◆ Set task ◆
Reproduce the records verbatim, from their first line through the line containing "coin-stacks-icon bbox=[98, 514, 146, 563]", with both of those lines included.

◆ Data extract ◆
┌────────

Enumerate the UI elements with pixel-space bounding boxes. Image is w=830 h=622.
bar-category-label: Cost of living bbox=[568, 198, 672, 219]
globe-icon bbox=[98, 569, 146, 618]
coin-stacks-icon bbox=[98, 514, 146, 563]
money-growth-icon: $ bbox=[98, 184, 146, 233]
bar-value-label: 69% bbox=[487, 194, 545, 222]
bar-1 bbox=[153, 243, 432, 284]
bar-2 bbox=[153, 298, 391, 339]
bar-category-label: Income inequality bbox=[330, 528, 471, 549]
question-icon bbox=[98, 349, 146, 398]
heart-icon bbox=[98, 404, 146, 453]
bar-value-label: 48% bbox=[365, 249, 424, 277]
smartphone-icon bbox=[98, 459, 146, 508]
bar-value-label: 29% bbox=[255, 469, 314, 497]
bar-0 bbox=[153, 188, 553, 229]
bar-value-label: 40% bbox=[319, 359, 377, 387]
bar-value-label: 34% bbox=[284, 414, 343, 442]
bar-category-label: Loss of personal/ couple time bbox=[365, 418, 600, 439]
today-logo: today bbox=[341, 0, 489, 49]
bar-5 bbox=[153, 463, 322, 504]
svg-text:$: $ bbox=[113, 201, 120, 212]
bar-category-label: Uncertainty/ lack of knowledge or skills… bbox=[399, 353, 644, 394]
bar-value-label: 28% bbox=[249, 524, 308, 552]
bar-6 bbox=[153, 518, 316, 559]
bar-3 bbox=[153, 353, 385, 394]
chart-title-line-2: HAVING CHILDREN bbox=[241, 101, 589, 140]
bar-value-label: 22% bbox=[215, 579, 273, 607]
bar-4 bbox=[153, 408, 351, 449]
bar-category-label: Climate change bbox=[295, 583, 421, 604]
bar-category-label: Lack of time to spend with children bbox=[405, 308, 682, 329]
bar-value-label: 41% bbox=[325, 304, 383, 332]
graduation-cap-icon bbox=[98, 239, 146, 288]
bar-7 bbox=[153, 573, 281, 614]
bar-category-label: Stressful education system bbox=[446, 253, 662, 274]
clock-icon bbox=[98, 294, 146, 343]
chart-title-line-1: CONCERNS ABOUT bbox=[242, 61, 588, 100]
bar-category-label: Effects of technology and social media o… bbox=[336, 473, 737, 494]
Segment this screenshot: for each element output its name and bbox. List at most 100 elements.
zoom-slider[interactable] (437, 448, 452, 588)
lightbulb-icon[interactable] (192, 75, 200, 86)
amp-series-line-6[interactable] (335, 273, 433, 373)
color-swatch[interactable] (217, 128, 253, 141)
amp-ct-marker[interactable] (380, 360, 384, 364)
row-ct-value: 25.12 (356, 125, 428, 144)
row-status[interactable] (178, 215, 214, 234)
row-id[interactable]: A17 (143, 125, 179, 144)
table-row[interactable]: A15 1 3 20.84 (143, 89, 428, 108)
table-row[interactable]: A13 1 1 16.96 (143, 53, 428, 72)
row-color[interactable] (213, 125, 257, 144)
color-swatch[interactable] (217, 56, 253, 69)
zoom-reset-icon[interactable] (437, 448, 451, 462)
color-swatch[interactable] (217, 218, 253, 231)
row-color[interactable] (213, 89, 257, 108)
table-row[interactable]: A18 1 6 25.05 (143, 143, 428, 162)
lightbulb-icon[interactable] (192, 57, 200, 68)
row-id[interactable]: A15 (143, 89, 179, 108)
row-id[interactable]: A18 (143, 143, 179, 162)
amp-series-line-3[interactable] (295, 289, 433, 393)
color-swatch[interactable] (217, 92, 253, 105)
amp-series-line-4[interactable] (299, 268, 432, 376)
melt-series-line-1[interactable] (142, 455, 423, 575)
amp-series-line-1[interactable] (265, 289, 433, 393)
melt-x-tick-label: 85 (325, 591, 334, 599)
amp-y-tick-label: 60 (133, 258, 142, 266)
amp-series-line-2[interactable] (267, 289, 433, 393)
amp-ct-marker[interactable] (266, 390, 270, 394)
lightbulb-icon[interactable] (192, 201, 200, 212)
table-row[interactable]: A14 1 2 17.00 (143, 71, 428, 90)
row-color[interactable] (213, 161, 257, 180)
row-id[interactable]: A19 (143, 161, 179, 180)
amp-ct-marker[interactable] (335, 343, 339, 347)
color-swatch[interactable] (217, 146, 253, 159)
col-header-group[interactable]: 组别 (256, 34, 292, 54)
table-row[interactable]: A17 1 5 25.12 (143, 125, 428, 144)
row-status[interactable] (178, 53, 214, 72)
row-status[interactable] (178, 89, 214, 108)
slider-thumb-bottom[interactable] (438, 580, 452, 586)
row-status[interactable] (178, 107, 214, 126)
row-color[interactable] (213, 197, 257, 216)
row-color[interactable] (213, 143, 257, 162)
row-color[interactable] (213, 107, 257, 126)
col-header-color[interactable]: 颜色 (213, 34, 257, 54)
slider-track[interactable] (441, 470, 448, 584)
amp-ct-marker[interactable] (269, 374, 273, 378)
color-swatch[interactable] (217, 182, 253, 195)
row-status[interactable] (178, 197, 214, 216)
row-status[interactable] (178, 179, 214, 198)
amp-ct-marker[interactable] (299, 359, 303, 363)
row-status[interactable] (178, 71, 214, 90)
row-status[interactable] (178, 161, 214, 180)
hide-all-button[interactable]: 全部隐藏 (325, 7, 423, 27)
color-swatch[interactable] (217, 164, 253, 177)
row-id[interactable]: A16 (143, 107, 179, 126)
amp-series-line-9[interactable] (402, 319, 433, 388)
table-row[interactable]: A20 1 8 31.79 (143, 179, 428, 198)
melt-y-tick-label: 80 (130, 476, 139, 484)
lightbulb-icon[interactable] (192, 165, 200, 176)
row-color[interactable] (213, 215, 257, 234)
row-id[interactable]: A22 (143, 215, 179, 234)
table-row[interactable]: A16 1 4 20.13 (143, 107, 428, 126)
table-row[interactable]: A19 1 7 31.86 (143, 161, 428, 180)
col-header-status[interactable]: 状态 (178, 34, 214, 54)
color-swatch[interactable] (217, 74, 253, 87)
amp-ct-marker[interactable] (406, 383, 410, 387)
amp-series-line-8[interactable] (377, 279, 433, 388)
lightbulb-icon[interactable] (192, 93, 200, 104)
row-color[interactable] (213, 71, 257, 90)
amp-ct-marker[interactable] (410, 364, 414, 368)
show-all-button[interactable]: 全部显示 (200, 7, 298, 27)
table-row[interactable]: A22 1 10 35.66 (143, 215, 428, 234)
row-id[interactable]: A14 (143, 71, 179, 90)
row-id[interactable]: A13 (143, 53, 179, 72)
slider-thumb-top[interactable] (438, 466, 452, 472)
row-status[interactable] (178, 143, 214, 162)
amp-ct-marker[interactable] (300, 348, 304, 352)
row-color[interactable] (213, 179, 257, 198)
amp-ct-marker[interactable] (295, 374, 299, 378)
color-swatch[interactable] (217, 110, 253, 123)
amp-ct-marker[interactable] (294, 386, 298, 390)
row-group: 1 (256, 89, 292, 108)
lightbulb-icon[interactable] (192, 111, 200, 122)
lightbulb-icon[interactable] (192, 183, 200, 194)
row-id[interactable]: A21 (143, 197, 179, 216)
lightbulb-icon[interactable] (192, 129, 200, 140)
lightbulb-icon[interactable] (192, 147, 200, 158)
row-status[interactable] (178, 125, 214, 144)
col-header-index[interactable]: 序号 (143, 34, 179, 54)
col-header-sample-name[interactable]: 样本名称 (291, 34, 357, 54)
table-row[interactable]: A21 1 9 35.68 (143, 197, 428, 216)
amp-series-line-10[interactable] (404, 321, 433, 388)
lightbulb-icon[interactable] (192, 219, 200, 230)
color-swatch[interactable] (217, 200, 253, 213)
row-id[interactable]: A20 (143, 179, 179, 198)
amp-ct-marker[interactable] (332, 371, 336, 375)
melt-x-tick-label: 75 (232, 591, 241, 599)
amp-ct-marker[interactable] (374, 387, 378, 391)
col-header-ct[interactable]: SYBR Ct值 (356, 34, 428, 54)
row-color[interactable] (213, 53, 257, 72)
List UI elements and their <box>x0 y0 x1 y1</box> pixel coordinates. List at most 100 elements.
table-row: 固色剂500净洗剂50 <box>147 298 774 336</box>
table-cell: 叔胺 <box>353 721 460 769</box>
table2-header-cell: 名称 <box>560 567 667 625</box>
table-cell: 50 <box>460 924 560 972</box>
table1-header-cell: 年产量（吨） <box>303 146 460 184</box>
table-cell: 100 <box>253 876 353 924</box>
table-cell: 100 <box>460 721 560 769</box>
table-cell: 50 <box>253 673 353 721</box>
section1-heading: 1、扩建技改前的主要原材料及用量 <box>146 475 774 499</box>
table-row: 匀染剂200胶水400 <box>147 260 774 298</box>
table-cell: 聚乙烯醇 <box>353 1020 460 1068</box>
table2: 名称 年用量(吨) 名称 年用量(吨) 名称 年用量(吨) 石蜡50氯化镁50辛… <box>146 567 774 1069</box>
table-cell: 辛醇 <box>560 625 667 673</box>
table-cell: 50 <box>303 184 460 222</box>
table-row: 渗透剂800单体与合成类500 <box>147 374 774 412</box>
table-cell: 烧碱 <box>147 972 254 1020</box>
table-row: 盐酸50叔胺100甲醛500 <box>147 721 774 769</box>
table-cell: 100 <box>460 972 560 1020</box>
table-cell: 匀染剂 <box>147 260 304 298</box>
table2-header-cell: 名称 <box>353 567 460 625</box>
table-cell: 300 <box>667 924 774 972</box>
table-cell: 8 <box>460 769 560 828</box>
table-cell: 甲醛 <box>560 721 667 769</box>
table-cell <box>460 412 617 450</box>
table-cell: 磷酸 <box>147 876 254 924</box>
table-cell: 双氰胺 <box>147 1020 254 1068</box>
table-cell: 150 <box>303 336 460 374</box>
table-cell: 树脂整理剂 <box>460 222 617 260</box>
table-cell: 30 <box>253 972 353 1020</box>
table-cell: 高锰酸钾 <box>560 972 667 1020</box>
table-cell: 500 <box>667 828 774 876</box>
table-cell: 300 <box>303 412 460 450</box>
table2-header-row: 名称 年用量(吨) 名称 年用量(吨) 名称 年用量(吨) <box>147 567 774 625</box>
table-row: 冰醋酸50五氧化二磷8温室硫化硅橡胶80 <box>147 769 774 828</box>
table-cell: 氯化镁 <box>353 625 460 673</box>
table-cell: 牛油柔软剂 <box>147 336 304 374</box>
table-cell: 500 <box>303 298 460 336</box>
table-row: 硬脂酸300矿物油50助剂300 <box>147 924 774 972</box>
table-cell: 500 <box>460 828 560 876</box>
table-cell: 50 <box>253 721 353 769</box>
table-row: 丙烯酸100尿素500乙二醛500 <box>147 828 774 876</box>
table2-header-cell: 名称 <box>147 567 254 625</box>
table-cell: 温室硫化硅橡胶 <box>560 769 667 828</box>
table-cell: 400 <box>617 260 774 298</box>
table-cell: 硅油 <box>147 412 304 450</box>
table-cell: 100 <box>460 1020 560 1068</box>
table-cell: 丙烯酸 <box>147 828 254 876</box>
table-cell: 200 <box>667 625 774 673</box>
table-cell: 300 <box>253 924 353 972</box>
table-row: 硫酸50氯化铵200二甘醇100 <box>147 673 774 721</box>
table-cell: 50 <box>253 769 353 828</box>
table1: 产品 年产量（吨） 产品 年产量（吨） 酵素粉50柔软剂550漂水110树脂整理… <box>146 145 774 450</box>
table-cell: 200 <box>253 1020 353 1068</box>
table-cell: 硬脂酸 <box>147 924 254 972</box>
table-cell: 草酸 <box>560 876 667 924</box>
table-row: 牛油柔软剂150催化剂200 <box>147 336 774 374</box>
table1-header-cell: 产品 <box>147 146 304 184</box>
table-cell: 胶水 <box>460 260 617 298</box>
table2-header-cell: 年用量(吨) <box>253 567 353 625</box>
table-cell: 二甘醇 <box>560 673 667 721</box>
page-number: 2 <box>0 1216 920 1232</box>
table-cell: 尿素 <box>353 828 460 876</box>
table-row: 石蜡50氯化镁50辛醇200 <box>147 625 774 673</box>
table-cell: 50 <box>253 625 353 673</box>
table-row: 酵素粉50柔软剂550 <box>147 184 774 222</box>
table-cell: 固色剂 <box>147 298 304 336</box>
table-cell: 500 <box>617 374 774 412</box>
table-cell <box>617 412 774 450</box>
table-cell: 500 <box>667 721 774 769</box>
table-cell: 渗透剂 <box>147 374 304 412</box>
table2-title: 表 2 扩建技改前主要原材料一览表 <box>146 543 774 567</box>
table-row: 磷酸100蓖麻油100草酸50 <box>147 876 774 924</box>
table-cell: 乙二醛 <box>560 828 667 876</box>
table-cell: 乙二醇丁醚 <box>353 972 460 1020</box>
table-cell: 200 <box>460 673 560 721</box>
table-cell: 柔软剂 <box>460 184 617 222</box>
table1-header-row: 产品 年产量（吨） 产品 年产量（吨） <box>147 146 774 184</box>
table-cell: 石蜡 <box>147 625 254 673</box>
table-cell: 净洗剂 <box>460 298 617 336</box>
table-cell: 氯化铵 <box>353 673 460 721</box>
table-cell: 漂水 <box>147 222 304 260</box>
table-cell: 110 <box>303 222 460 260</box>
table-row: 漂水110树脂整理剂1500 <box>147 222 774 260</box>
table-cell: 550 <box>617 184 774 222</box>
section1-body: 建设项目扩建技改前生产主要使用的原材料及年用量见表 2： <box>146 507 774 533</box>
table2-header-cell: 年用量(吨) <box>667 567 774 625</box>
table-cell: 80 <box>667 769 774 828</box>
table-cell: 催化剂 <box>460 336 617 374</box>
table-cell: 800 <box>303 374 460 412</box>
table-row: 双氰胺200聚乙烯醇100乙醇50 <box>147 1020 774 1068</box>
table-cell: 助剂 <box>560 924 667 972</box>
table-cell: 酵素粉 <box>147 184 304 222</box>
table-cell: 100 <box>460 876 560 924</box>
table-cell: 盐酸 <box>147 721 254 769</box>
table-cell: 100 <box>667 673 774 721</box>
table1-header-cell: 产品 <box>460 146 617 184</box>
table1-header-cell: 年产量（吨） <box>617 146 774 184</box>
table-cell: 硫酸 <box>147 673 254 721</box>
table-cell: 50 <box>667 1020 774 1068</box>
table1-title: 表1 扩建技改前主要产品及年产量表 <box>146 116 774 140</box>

└────────

◆ Solution below ◆
Enumerate the UI elements with pixel-space bounding boxes. Image is w=830 h=622.
bar-category-label: Cost of living bbox=[568, 198, 672, 219]
globe-icon bbox=[98, 569, 146, 618]
coin-stacks-icon bbox=[98, 514, 146, 563]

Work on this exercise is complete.